## Description of the task
Extract, exactly as written, all lines of the material below from the line that includes "Extract all readable text from this page." through its last line.

## Material

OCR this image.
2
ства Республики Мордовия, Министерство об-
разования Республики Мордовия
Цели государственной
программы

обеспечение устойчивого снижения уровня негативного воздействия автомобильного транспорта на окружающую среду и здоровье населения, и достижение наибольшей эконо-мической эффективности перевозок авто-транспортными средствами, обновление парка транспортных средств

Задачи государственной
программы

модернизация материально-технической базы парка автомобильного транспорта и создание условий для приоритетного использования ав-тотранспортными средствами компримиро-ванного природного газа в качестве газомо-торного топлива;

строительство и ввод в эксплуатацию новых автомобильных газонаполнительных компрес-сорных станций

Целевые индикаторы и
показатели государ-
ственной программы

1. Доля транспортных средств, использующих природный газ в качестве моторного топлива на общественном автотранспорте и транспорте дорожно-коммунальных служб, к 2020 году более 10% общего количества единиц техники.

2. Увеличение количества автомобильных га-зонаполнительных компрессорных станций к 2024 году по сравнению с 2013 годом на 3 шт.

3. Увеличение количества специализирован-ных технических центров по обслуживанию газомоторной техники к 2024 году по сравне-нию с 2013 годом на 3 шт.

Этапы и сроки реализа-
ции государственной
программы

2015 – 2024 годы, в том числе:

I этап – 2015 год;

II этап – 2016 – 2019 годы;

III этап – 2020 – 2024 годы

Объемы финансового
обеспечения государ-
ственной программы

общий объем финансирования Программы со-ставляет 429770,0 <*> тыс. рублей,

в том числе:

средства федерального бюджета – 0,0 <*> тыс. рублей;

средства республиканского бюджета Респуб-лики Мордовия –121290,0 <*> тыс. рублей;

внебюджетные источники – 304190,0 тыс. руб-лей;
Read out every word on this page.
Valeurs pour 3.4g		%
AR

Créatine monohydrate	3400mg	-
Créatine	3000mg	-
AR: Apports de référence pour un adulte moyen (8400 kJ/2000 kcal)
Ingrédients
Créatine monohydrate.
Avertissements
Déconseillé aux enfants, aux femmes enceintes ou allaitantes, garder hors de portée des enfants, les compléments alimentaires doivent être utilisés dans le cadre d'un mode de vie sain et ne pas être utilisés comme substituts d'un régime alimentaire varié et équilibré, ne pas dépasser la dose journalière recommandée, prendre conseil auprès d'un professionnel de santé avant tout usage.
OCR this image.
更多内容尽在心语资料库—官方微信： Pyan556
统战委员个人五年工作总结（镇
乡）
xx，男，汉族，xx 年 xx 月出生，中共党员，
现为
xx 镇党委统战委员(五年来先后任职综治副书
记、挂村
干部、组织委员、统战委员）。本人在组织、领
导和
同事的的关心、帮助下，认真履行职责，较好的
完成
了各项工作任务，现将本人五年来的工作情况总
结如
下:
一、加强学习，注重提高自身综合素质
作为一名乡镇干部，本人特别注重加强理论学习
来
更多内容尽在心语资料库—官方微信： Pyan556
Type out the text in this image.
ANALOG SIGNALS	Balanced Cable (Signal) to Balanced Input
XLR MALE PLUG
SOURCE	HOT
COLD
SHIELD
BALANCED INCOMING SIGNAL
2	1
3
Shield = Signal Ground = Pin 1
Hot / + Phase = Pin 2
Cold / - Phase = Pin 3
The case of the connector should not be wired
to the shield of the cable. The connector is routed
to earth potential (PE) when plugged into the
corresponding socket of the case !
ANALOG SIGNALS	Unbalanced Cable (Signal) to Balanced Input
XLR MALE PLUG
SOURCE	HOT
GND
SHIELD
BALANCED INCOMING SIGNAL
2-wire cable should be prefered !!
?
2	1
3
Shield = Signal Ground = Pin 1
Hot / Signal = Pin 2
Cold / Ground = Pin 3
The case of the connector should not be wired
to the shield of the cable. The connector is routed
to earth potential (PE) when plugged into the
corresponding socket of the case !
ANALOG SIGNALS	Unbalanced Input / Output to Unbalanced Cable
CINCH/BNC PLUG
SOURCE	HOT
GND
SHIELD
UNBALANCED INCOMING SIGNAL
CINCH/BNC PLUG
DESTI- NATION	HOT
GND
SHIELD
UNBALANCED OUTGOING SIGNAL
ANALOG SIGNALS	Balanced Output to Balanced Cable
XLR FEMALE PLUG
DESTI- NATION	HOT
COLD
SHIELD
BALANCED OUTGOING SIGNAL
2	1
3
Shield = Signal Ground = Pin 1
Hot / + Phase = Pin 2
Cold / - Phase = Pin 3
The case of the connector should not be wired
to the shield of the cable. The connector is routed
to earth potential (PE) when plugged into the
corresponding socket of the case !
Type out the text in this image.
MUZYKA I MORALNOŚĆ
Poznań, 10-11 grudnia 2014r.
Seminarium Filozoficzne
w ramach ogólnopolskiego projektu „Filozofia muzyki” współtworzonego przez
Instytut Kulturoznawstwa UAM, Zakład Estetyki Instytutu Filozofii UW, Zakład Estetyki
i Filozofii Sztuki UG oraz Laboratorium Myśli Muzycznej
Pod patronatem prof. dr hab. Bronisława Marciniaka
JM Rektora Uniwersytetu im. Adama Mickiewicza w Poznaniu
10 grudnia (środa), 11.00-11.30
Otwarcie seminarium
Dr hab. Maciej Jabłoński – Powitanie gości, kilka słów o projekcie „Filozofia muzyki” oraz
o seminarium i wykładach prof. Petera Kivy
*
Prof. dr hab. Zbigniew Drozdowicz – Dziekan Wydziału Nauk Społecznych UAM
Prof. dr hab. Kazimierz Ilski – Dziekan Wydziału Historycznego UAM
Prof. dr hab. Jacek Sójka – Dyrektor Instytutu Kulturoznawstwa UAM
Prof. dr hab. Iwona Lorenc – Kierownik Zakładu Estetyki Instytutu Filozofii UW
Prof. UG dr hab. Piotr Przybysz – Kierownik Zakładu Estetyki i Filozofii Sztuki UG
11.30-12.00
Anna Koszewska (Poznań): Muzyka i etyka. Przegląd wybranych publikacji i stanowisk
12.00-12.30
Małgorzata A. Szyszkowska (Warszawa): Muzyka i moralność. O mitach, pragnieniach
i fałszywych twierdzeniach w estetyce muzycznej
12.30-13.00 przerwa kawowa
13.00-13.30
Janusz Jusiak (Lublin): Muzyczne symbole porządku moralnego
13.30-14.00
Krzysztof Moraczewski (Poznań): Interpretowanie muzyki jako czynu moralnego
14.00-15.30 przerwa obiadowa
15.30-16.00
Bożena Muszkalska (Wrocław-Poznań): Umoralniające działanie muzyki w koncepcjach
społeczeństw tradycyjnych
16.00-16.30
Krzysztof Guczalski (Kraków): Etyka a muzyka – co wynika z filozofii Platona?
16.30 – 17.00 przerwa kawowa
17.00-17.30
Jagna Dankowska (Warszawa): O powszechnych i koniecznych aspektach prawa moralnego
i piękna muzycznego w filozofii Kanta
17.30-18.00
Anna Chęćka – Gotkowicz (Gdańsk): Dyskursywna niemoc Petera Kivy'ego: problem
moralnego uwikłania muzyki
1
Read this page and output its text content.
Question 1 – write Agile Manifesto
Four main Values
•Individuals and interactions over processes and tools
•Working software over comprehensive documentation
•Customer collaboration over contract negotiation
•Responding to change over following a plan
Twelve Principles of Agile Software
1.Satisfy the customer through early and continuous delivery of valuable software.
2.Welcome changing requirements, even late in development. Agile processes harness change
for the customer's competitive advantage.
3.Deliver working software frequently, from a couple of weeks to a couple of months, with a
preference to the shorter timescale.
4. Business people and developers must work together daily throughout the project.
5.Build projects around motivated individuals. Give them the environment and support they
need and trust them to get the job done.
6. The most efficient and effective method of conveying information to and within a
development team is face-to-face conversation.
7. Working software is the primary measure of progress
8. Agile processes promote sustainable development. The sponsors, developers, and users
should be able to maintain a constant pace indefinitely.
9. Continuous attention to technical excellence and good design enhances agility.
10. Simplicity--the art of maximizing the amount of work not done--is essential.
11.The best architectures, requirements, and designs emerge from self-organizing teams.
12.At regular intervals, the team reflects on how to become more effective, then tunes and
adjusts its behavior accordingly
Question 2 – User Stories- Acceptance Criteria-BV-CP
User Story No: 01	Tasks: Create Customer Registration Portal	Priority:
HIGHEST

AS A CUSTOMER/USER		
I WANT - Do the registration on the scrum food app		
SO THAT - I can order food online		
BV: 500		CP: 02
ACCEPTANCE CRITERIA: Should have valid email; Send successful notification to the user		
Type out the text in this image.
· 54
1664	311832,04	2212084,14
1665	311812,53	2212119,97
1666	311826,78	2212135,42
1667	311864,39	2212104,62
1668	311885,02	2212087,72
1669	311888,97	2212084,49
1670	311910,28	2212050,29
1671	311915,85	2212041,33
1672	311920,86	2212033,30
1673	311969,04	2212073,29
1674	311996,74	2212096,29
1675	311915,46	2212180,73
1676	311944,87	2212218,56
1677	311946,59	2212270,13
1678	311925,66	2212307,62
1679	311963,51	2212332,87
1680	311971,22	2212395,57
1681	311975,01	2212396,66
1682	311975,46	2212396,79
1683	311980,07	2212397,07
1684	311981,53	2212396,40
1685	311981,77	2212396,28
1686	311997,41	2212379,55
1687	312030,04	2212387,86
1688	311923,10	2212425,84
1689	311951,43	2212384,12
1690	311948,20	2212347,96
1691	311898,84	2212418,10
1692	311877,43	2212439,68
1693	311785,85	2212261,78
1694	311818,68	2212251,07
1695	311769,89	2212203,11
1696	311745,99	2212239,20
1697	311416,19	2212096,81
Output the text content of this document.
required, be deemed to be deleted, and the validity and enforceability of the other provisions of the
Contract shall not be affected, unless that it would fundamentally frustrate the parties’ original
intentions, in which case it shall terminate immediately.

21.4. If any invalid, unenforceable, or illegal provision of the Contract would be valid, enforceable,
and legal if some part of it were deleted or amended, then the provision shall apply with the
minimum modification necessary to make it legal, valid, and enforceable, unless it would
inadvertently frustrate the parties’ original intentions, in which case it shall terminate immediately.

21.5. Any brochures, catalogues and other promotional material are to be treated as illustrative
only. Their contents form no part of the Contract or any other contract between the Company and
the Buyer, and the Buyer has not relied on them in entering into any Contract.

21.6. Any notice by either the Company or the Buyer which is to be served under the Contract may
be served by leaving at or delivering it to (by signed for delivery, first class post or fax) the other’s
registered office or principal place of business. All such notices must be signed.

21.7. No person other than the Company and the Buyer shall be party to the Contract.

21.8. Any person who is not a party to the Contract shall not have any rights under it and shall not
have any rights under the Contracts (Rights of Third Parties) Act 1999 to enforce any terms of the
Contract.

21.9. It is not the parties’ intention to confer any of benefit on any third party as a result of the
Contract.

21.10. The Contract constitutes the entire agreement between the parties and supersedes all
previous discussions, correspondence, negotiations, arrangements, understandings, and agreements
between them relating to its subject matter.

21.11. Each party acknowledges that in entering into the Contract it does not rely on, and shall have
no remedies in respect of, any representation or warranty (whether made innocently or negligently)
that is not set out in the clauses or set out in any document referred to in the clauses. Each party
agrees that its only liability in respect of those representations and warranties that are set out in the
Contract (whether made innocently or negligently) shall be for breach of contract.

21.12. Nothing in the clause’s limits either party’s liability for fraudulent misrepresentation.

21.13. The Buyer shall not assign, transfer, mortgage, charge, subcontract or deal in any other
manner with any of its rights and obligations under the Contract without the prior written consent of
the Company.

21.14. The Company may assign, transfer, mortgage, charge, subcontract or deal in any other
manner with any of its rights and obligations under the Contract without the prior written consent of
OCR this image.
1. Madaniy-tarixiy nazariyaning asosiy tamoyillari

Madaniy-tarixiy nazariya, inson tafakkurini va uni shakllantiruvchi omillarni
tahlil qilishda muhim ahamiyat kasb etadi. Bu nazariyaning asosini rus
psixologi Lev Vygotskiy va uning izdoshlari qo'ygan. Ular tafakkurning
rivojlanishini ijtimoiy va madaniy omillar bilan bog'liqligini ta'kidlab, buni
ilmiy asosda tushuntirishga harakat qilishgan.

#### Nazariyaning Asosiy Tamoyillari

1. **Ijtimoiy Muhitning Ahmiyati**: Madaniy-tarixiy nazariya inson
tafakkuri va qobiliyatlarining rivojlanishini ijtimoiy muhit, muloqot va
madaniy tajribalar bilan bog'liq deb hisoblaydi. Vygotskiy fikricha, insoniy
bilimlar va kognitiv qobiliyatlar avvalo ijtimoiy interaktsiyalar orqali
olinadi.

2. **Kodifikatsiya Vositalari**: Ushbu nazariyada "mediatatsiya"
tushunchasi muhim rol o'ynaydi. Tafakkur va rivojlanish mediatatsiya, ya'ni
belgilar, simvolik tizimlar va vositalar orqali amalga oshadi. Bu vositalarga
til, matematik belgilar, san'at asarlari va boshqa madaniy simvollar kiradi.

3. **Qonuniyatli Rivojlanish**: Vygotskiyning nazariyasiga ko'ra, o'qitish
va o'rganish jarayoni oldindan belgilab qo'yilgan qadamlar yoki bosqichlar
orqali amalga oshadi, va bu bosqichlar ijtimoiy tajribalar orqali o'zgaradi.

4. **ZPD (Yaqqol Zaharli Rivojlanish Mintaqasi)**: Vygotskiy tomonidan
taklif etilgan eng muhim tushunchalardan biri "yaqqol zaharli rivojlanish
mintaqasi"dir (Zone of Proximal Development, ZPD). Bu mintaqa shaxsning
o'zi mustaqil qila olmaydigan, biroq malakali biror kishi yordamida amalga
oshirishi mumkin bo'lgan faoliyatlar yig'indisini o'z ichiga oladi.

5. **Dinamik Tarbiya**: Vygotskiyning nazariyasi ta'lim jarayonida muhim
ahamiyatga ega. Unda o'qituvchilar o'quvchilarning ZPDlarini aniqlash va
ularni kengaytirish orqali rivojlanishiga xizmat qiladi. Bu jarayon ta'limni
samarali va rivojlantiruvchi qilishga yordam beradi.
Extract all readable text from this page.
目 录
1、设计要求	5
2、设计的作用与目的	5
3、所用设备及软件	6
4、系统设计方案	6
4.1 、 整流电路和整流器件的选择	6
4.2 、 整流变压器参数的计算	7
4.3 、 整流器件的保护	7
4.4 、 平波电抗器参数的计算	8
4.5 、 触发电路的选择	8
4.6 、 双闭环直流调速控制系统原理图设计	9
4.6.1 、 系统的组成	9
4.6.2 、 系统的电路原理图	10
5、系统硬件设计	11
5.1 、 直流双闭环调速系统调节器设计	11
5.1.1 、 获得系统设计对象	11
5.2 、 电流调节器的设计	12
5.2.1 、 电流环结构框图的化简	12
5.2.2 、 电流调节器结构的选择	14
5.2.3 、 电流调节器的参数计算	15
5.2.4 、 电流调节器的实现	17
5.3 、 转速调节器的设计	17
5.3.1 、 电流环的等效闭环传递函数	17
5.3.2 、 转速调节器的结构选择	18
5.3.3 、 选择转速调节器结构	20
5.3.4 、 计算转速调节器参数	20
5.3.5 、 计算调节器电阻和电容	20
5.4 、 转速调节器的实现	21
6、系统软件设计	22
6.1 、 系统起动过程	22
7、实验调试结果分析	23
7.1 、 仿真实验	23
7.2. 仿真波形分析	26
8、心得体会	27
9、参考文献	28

## Answer to this exercise
Extract all readable text from this page.
目 录
1、设计要求	5
2、设计的作用与目的	5
3、所用设备及软件	6
4、系统设计方案	6
4.1 、 整流电路和整流器件的选择	6
4.2 、 整流变压器参数的计算	7
4.3 、 整流器件的保护	7
4.4 、 平波电抗器参数的计算	8
4.5 、 触发电路的选择	8
4.6 、 双闭环直流调速控制系统原理图设计	9
4.6.1 、 系统的组成	9
4.6.2 、 系统的电路原理图	10
5、系统硬件设计	11
5.1 、 直流双闭环调速系统调节器设计	11
5.1.1 、 获得系统设计对象	11
5.2 、 电流调节器的设计	12
5.2.1 、 电流环结构框图的化简	12
5.2.2 、 电流调节器结构的选择	14
5.2.3 、 电流调节器的参数计算	15
5.2.4 、 电流调节器的实现	17
5.3 、 转速调节器的设计	17
5.3.1 、 电流环的等效闭环传递函数	17
5.3.2 、 转速调节器的结构选择	18
5.3.3 、 选择转速调节器结构	20
5.3.4 、 计算转速调节器参数	20
5.3.5 、 计算调节器电阻和电容	20
5.4 、 转速调节器的实现	21
6、系统软件设计	22
6.1 、 系统起动过程	22
7、实验调试结果分析	23
7.1 、 仿真实验	23
7.2. 仿真波形分析	26
8、心得体会	27
9、参考文献	28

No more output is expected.